Required work =
Write out each line of the material again, word for word.

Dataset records
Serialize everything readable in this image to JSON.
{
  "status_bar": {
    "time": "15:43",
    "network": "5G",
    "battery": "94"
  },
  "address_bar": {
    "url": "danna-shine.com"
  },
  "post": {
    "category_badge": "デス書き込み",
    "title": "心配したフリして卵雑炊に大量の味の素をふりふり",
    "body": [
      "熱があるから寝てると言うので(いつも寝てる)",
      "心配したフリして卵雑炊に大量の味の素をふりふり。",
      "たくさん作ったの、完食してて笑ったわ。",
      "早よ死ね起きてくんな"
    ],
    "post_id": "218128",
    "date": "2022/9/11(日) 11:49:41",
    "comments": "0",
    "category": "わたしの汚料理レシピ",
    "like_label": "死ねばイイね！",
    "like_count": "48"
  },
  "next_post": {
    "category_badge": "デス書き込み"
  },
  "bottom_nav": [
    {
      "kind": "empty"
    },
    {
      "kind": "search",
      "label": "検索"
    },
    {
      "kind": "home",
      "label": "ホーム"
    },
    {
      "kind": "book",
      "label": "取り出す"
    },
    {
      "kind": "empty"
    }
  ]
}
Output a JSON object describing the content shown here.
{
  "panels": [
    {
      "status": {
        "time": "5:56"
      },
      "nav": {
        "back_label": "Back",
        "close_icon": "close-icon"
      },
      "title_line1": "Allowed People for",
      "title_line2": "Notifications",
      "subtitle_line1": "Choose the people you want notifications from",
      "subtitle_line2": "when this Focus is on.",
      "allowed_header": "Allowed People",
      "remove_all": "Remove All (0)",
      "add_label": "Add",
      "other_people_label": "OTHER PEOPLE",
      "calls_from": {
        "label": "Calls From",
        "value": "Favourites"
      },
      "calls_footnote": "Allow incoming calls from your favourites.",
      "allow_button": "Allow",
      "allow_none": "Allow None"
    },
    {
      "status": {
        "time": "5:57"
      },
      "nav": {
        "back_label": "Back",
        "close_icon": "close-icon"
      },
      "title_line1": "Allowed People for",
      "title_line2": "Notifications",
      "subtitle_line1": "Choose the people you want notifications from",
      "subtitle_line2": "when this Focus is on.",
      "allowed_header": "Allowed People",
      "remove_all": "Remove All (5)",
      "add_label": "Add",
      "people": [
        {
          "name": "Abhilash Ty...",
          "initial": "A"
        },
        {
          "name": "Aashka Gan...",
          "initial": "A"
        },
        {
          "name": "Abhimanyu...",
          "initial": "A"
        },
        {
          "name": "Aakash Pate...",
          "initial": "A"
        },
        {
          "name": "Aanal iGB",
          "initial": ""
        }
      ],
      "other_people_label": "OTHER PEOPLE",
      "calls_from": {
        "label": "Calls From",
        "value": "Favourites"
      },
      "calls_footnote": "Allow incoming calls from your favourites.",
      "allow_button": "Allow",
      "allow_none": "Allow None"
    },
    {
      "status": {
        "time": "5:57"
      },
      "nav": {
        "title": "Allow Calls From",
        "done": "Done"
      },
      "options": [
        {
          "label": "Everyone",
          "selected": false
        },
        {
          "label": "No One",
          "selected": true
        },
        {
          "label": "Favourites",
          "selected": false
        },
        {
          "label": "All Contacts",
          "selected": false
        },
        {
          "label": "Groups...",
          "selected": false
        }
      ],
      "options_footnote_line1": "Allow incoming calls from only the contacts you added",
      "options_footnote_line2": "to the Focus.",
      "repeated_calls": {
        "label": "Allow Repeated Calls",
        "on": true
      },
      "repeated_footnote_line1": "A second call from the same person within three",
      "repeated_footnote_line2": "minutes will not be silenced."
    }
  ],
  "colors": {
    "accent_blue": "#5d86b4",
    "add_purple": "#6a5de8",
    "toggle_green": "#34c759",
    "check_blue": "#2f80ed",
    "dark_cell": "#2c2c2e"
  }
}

Worked answer =
Serialize everything readable in this image to JSON.
{
  "status_bar": {
    "time": "15:43",
    "network": "5G",
    "battery": "94"
  },
  "address_bar": {
    "url": "danna-shine.com"
  },
  "post": {
    "category_badge": "デス書き込み",
    "title": "心配したフリして卵雑炊に大量の味の素をふりふり",
    "body": [
      "熱があるから寝てると言うので(いつも寝てる)",
      "心配したフリして卵雑炊に大量の味の素をふりふり。",
      "たくさん作ったの、完食してて笑ったわ。",
      "早よ死ね起きてくんな"
    ],
    "post_id": "218128",
    "date": "2022/9/11(日) 11:49:41",
    "comments": "0",
    "category": "わたしの汚料理レシピ",
    "like_label": "死ねばイイね！",
    "like_count": "48"
  },
  "next_post": {
    "category_badge": "デス書き込み"
  },
  "bottom_nav": [
    {
      "kind": "empty"
    },
    {
      "kind": "search",
      "label": "検索"
    },
    {
      "kind": "home",
      "label": "ホーム"
    },
    {
      "kind": "book",
      "label": "取り出す"
    },
    {
      "kind": "empty"
    }
  ]
}
Output a JSON object describing the content shown here.
{
  "panels": [
    {
      "status": {
        "time": "5:56"
      },
      "nav": {
        "back_label": "Back",
        "close_icon": "close-icon"
      },
      "title_line1": "Allowed People for",
      "title_line2": "Notifications",
      "subtitle_line1": "Choose the people you want notifications from",
      "subtitle_line2": "when this Focus is on.",
      "allowed_header": "Allowed People",
      "remove_all": "Remove All (0)",
      "add_label": "Add",
      "other_people_label": "OTHER PEOPLE",
      "calls_from": {
        "label": "Calls From",
        "value": "Favourites"
      },
      "calls_footnote": "Allow incoming calls from your favourites.",
      "allow_button": "Allow",
      "allow_none": "Allow None"
    },
    {
      "status": {
        "time": "5:57"
      },
      "nav": {
        "back_label": "Back",
        "close_icon": "close-icon"
      },
      "title_line1": "Allowed People for",
      "title_line2": "Notifications",
      "subtitle_line1": "Choose the people you want notifications from",
      "subtitle_line2": "when this Focus is on.",
      "allowed_header": "Allowed People",
      "remove_all": "Remove All (5)",
      "add_label": "Add",
      "people": [
        {
          "name": "Abhilash Ty...",
          "initial": "A"
        },
        {
          "name": "Aashka Gan...",
          "initial": "A"
        },
        {
          "name": "Abhimanyu...",
          "initial": "A"
        },
        {
          "name": "Aakash Pate...",
          "initial": "A"
        },
        {
          "name": "Aanal iGB",
          "initial": ""
        }
      ],
      "other_people_label": "OTHER PEOPLE",
      "calls_from": {
        "label": "Calls From",
        "value": "Favourites"
      },
      "calls_footnote": "Allow incoming calls from your favourites.",
      "allow_button": "Allow",
      "allow_none": "Allow None"
    },
    {
      "status": {
        "time": "5:57"
      },
      "nav": {
        "title": "Allow Calls From",
        "done": "Done"
      },
      "options": [
        {
          "label": "Everyone",
          "selected": false
        },
        {
          "label": "No One",
          "selected": true
        },
        {
          "label": "Favourites",
          "selected": false
        },
        {
          "label": "All Contacts",
          "selected": false
        },
        {
          "label": "Groups...",
          "selected": false
        }
      ],
      "options_footnote_line1": "Allow incoming calls from only the contacts you added",
      "options_footnote_line2": "to the Focus.",
      "repeated_calls": {
        "label": "Allow Repeated Calls",
        "on": true
      },
      "repeated_footnote_line1": "A second call from the same person within three",
      "repeated_footnote_line2": "minutes will not be silenced."
    }
  ],
  "colors": {
    "accent_blue": "#5d86b4",
    "add_purple": "#6a5de8",
    "toggle_green": "#34c759",
    "check_blue": "#2f80ed",
    "dark_cell": "#2c2c2e"
  }
}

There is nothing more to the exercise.